### Aim
Images are excluded; otherwise, output every record exactly.

### Data lines
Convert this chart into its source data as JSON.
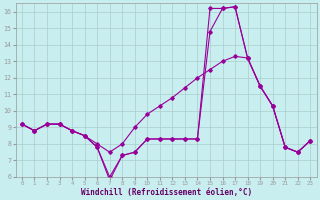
{
  "xlabel": "Windchill (Refroidissement éolien,°C)",
  "background_color": "#c8eef0",
  "line_color": "#990099",
  "grid_color": "#aacccc",
  "xlim": [
    -0.5,
    23.5
  ],
  "ylim": [
    6,
    16.5
  ],
  "xticks": [
    0,
    1,
    2,
    3,
    4,
    5,
    6,
    7,
    8,
    9,
    10,
    11,
    12,
    13,
    14,
    15,
    16,
    17,
    18,
    19,
    20,
    21,
    22,
    23
  ],
  "yticks": [
    6,
    7,
    8,
    9,
    10,
    11,
    12,
    13,
    14,
    15,
    16
  ],
  "line1_x": [
    0,
    1,
    2,
    3,
    4,
    5,
    6,
    7,
    8,
    9,
    10,
    11,
    12,
    13,
    14,
    15,
    16,
    17,
    18,
    19,
    20,
    21,
    22,
    23
  ],
  "line1_y": [
    9.2,
    8.8,
    9.2,
    9.2,
    8.8,
    8.5,
    7.8,
    5.8,
    7.3,
    7.5,
    8.3,
    8.3,
    8.3,
    8.3,
    8.3,
    16.2,
    16.2,
    16.3,
    13.2,
    11.5,
    10.3,
    7.8,
    7.5,
    8.2
  ],
  "line2_x": [
    0,
    1,
    2,
    3,
    4,
    5,
    6,
    7,
    8,
    9,
    10,
    11,
    12,
    13,
    14,
    15,
    16,
    17,
    18,
    19,
    20,
    21,
    22,
    23
  ],
  "line2_y": [
    9.2,
    8.8,
    9.2,
    9.2,
    8.8,
    8.5,
    8.0,
    7.5,
    8.0,
    9.0,
    9.8,
    10.3,
    10.8,
    11.4,
    12.0,
    12.5,
    13.0,
    13.3,
    13.2,
    11.5,
    10.3,
    7.8,
    7.5,
    8.2
  ],
  "line3_x": [
    0,
    1,
    2,
    3,
    4,
    5,
    6,
    7,
    8,
    9,
    10,
    11,
    12,
    13,
    14,
    15,
    16,
    17,
    18,
    19,
    20,
    21,
    22,
    23
  ],
  "line3_y": [
    9.2,
    8.8,
    9.2,
    9.2,
    8.8,
    8.5,
    7.8,
    6.0,
    7.3,
    7.5,
    8.3,
    8.3,
    8.3,
    8.3,
    8.3,
    14.8,
    16.2,
    16.3,
    13.2,
    11.5,
    10.3,
    7.8,
    7.5,
    8.2
  ]
}
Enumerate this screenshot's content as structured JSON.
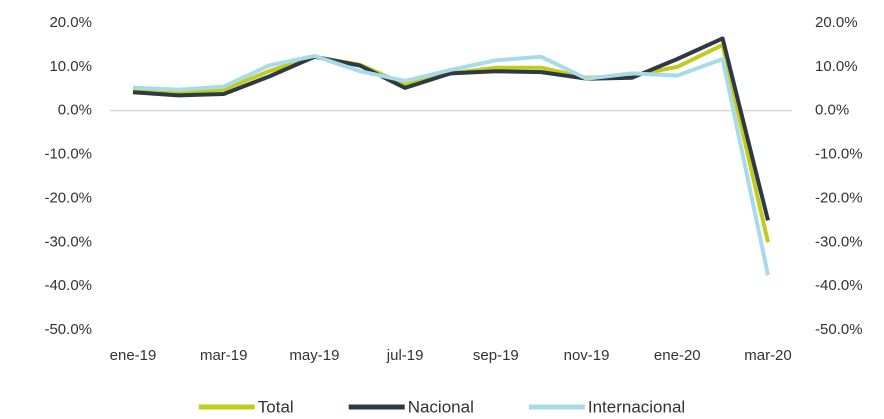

### Task solution
Convert this chart into its source data as JSON.
{
  "xlabel": "Windchill (Refroidissement éolien,°C)",
  "background_color": "#c8eef0",
  "line_color": "#990099",
  "grid_color": "#aacccc",
  "xlim": [
    -0.5,
    23.5
  ],
  "ylim": [
    6,
    16.5
  ],
  "xticks": [
    0,
    1,
    2,
    3,
    4,
    5,
    6,
    7,
    8,
    9,
    10,
    11,
    12,
    13,
    14,
    15,
    16,
    17,
    18,
    19,
    20,
    21,
    22,
    23
  ],
  "yticks": [
    6,
    7,
    8,
    9,
    10,
    11,
    12,
    13,
    14,
    15,
    16
  ],
  "line1_x": [
    0,
    1,
    2,
    3,
    4,
    5,
    6,
    7,
    8,
    9,
    10,
    11,
    12,
    13,
    14,
    15,
    16,
    17,
    18,
    19,
    20,
    21,
    22,
    23
  ],
  "line1_y": [
    9.2,
    8.8,
    9.2,
    9.2,
    8.8,
    8.5,
    7.8,
    5.8,
    7.3,
    7.5,
    8.3,
    8.3,
    8.3,
    8.3,
    8.3,
    16.2,
    16.2,
    16.3,
    13.2,
    11.5,
    10.3,
    7.8,
    7.5,
    8.2
  ],
  "line2_x": [
    0,
    1,
    2,
    3,
    4,
    5,
    6,
    7,
    8,
    9,
    10,
    11,
    12,
    13,
    14,
    15,
    16,
    17,
    18,
    19,
    20,
    21,
    22,
    23
  ],
  "line2_y": [
    9.2,
    8.8,
    9.2,
    9.2,
    8.8,
    8.5,
    8.0,
    7.5,
    8.0,
    9.0,
    9.8,
    10.3,
    10.8,
    11.4,
    12.0,
    12.5,
    13.0,
    13.3,
    13.2,
    11.5,
    10.3,
    7.8,
    7.5,
    8.2
  ],
  "line3_x": [
    0,
    1,
    2,
    3,
    4,
    5,
    6,
    7,
    8,
    9,
    10,
    11,
    12,
    13,
    14,
    15,
    16,
    17,
    18,
    19,
    20,
    21,
    22,
    23
  ],
  "line3_y": [
    9.2,
    8.8,
    9.2,
    9.2,
    8.8,
    8.5,
    7.8,
    6.0,
    7.3,
    7.5,
    8.3,
    8.3,
    8.3,
    8.3,
    8.3,
    14.8,
    16.2,
    16.3,
    13.2,
    11.5,
    10.3,
    7.8,
    7.5,
    8.2
  ]
}
Enumerate this screenshot's content as structured JSON.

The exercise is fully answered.